[Extracted records]
- - -
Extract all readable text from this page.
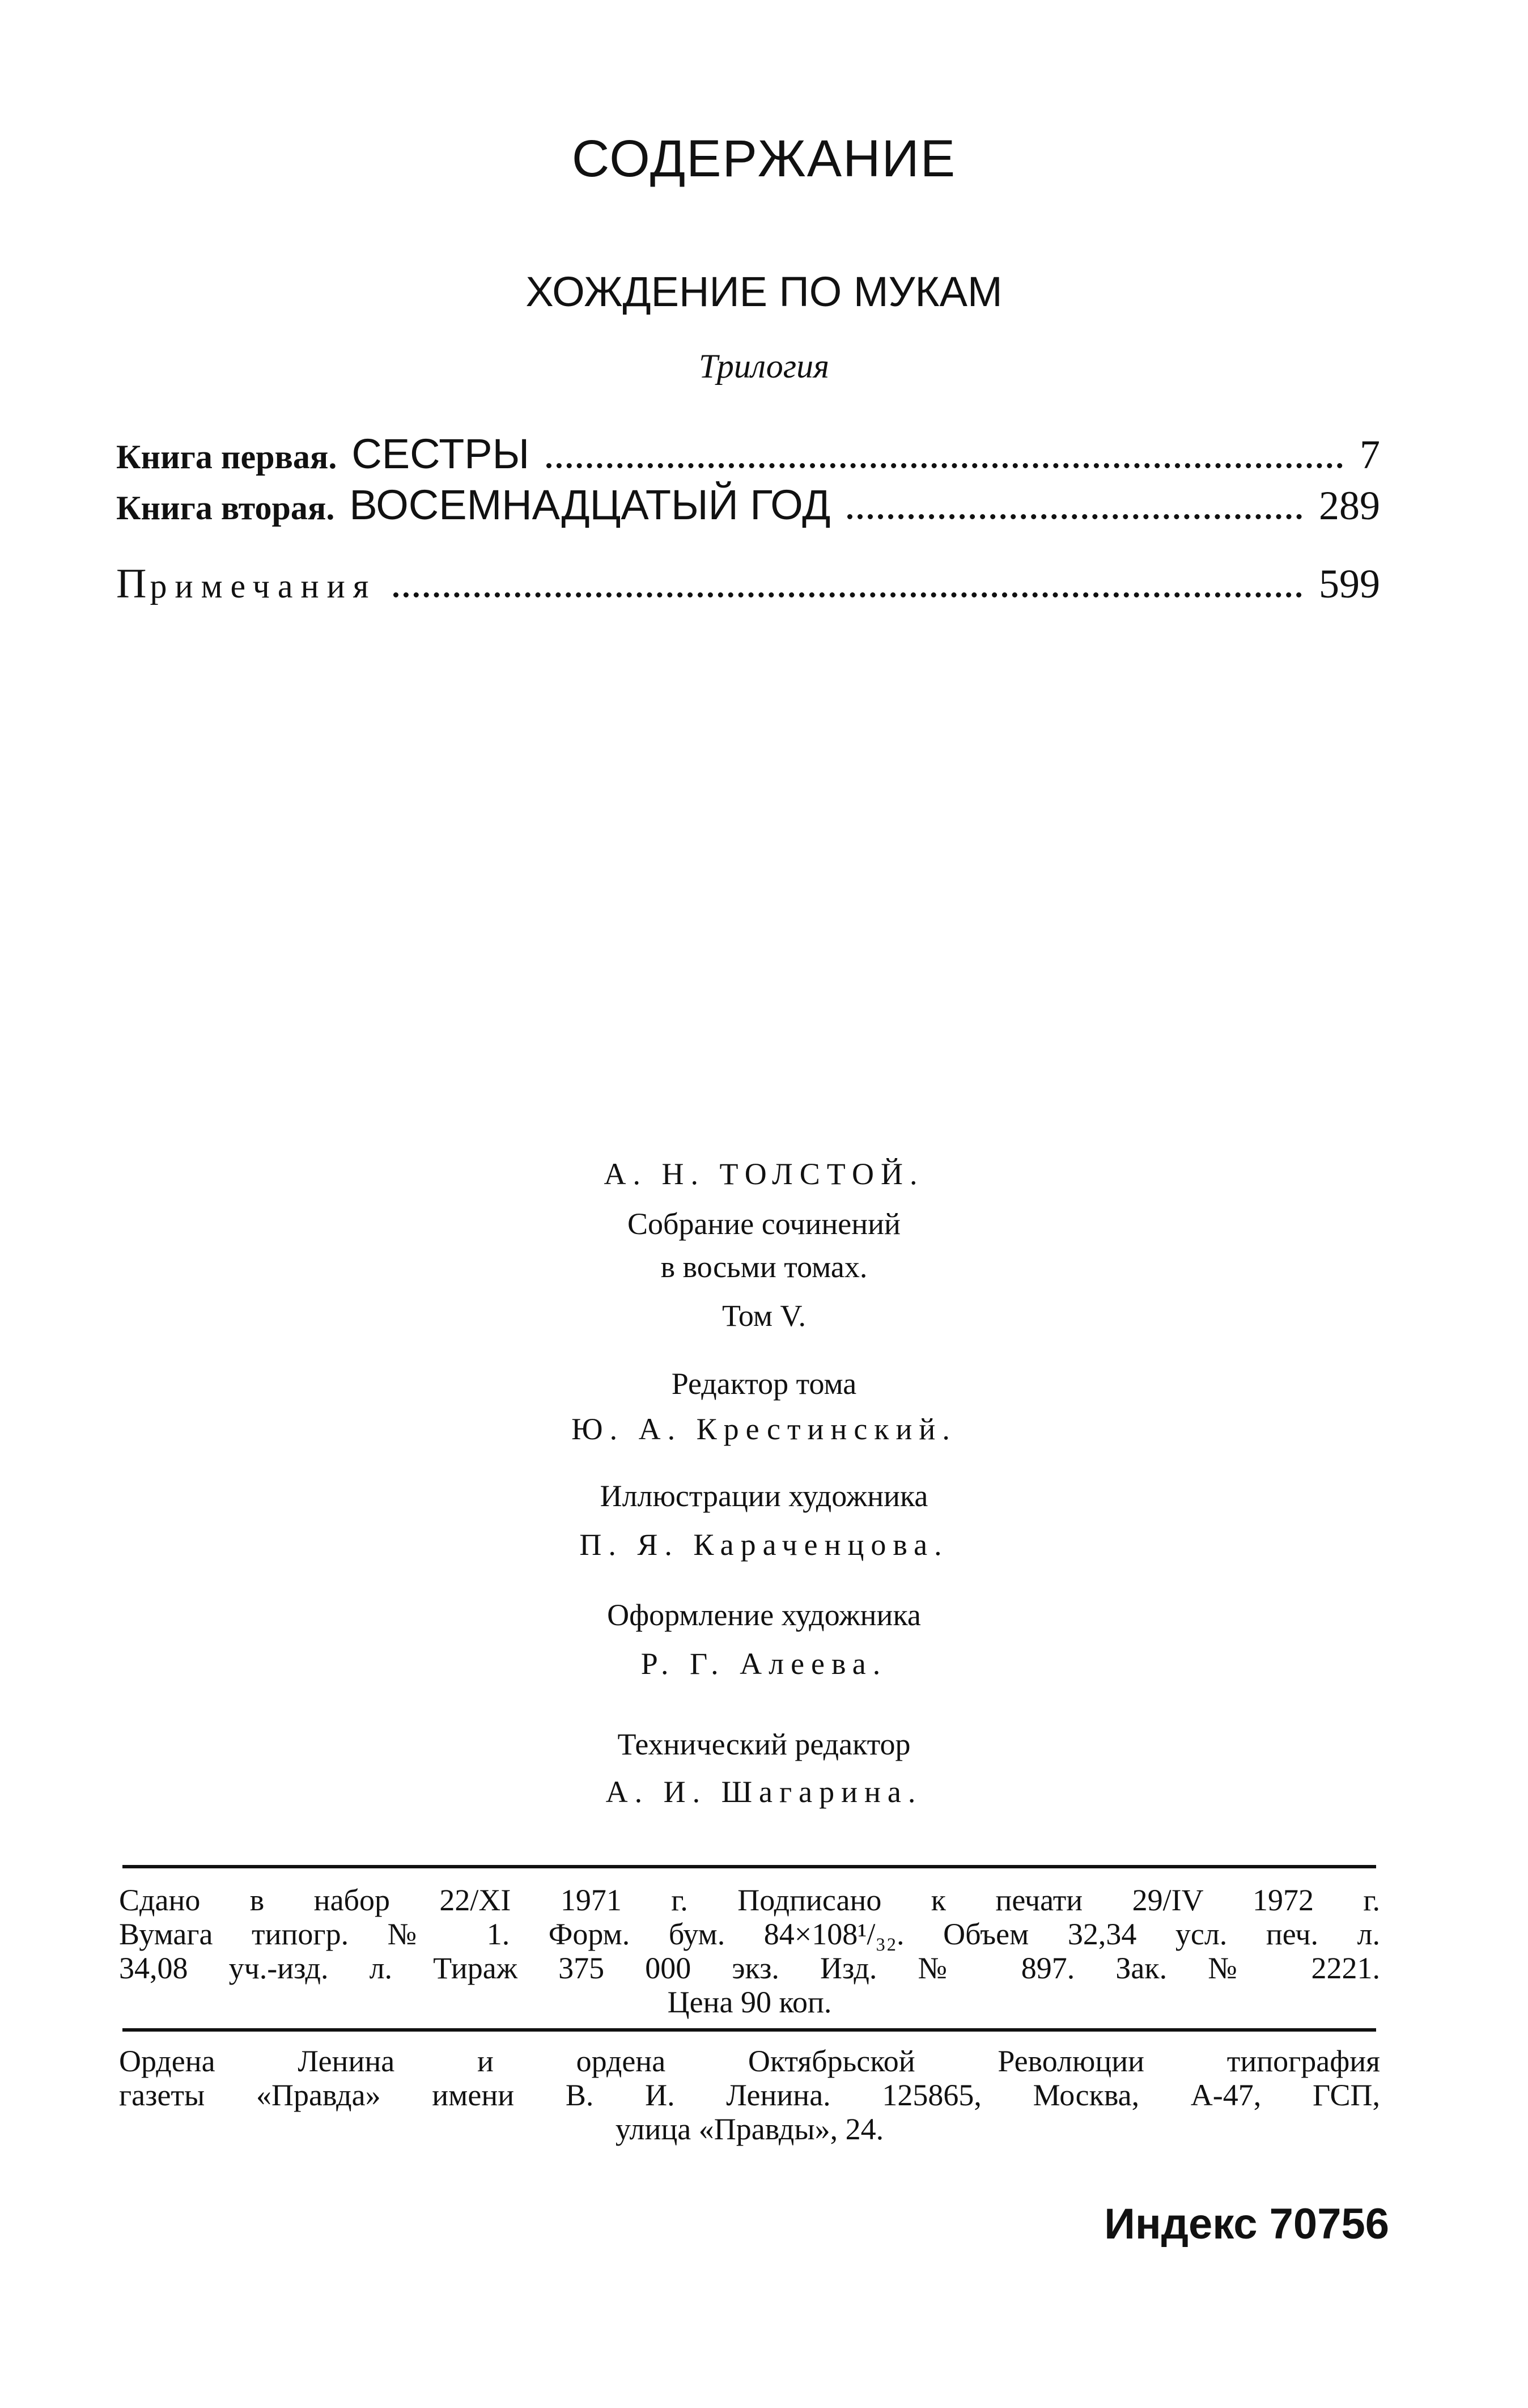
СОДЕРЖАНИЕ
ХОЖДЕНИЕ ПО МУКАМ
Трилогия
Книга первая. СЕСТРЫ	7
Книга вторая. ВОСЕМНАДЦАТЫЙ ГОД	289
Примечания	599
А. Н. ТОЛСТОЙ.
Собрание сочинений
в восьми томах.
Том V.
Редактор тома
Ю. А. Крестинский.
Иллюстрации художника
П. Я. Караченцова.
Оформление художника
Р. Г. Алеева.
Технический редактор
А. И. Шагарина.
Сдано в набор 22/XI 1971 г. Подписано к печати 29/IV 1972 г.
Вумага типогр. № 1. Форм. бум. 84×108¹/₃₂. Объем 32,34 усл. печ. л.
34,08 уч.-изд. л. Тираж 375 000 экз. Изд. № 897. Зак. № 2221.
Цена 90 коп.
Ордена Ленина и ордена Октябрьской Революции типография
газеты «Правда» имени В. И. Ленина. 125865, Москва, А-47, ГСП,
улица «Правды», 24.
Индекс 70756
- - -
** TO DO **
Copy each line of the records containing the string "Книга".

** THE RESPONSE **
Книга первая. СЕСТРЫ	7
Книга вторая. ВОСЕМНАДЦАТЫЙ ГОД	289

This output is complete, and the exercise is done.